>> Start The data

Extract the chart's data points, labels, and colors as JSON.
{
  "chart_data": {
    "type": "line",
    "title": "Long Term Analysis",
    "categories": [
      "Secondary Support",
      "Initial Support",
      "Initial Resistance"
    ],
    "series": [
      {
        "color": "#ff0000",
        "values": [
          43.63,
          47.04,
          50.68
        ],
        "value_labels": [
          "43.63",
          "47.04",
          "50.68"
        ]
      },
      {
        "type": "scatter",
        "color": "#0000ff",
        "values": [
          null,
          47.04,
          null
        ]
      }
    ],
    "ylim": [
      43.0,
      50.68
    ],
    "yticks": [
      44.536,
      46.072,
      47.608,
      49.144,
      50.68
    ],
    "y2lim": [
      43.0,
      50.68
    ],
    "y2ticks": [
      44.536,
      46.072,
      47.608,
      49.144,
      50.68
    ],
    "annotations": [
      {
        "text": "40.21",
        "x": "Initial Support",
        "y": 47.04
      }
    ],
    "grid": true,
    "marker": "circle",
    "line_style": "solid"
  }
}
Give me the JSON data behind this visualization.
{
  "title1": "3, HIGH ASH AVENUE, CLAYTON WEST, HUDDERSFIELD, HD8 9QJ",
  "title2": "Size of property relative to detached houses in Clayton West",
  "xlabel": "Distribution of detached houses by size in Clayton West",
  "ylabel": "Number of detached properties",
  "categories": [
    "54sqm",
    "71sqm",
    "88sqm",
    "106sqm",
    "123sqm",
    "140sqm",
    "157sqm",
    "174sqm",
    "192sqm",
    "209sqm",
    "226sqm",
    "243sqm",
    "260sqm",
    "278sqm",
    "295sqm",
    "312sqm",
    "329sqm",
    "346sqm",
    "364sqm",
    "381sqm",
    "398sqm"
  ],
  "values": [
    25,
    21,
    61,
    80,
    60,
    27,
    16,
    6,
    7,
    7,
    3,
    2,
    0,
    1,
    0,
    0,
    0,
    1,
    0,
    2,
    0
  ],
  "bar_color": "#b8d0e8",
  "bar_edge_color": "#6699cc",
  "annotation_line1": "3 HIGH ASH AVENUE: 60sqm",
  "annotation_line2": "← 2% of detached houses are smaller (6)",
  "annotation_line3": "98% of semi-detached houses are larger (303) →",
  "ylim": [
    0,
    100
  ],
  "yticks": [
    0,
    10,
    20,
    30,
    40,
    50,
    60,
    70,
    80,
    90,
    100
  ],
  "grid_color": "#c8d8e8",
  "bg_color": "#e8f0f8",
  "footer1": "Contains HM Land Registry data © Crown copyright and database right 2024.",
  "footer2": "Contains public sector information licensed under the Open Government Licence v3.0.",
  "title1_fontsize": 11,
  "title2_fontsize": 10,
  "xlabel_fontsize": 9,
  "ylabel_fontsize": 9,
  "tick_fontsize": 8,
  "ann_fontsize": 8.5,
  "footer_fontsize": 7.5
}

>> End The data

Give a word-for-word copy of the records.

Extract the chart's data points, labels, and colors as JSON.
{
  "chart_data": {
    "type": "line",
    "title": "Long Term Analysis",
    "categories": [
      "Secondary Support",
      "Initial Support",
      "Initial Resistance"
    ],
    "series": [
      {
        "color": "#ff0000",
        "values": [
          43.63,
          47.04,
          50.68
        ],
        "value_labels": [
          "43.63",
          "47.04",
          "50.68"
        ]
      },
      {
        "type": "scatter",
        "color": "#0000ff",
        "values": [
          null,
          47.04,
          null
        ]
      }
    ],
    "ylim": [
      43.0,
      50.68
    ],
    "yticks": [
      44.536,
      46.072,
      47.608,
      49.144,
      50.68
    ],
    "y2lim": [
      43.0,
      50.68
    ],
    "y2ticks": [
      44.536,
      46.072,
      47.608,
      49.144,
      50.68
    ],
    "annotations": [
      {
        "text": "40.21",
        "x": "Initial Support",
        "y": 47.04
      }
    ],
    "grid": true,
    "marker": "circle",
    "line_style": "solid"
  }
}
Give me the JSON data behind this visualization.
{
  "title1": "3, HIGH ASH AVENUE, CLAYTON WEST, HUDDERSFIELD, HD8 9QJ",
  "title2": "Size of property relative to detached houses in Clayton West",
  "xlabel": "Distribution of detached houses by size in Clayton West",
  "ylabel": "Number of detached properties",
  "categories": [
    "54sqm",
    "71sqm",
    "88sqm",
    "106sqm",
    "123sqm",
    "140sqm",
    "157sqm",
    "174sqm",
    "192sqm",
    "209sqm",
    "226sqm",
    "243sqm",
    "260sqm",
    "278sqm",
    "295sqm",
    "312sqm",
    "329sqm",
    "346sqm",
    "364sqm",
    "381sqm",
    "398sqm"
  ],
  "values": [
    25,
    21,
    61,
    80,
    60,
    27,
    16,
    6,
    7,
    7,
    3,
    2,
    0,
    1,
    0,
    0,
    0,
    1,
    0,
    2,
    0
  ],
  "bar_color": "#b8d0e8",
  "bar_edge_color": "#6699cc",
  "annotation_line1": "3 HIGH ASH AVENUE: 60sqm",
  "annotation_line2": "← 2% of detached houses are smaller (6)",
  "annotation_line3": "98% of semi-detached houses are larger (303) →",
  "ylim": [
    0,
    100
  ],
  "yticks": [
    0,
    10,
    20,
    30,
    40,
    50,
    60,
    70,
    80,
    90,
    100
  ],
  "grid_color": "#c8d8e8",
  "bg_color": "#e8f0f8",
  "footer1": "Contains HM Land Registry data © Crown copyright and database right 2024.",
  "footer2": "Contains public sector information licensed under the Open Government Licence v3.0.",
  "title1_fontsize": 11,
  "title2_fontsize": 10,
  "xlabel_fontsize": 9,
  "ylabel_fontsize": 9,
  "tick_fontsize": 8,
  "ann_fontsize": 8.5,
  "footer_fontsize": 7.5
}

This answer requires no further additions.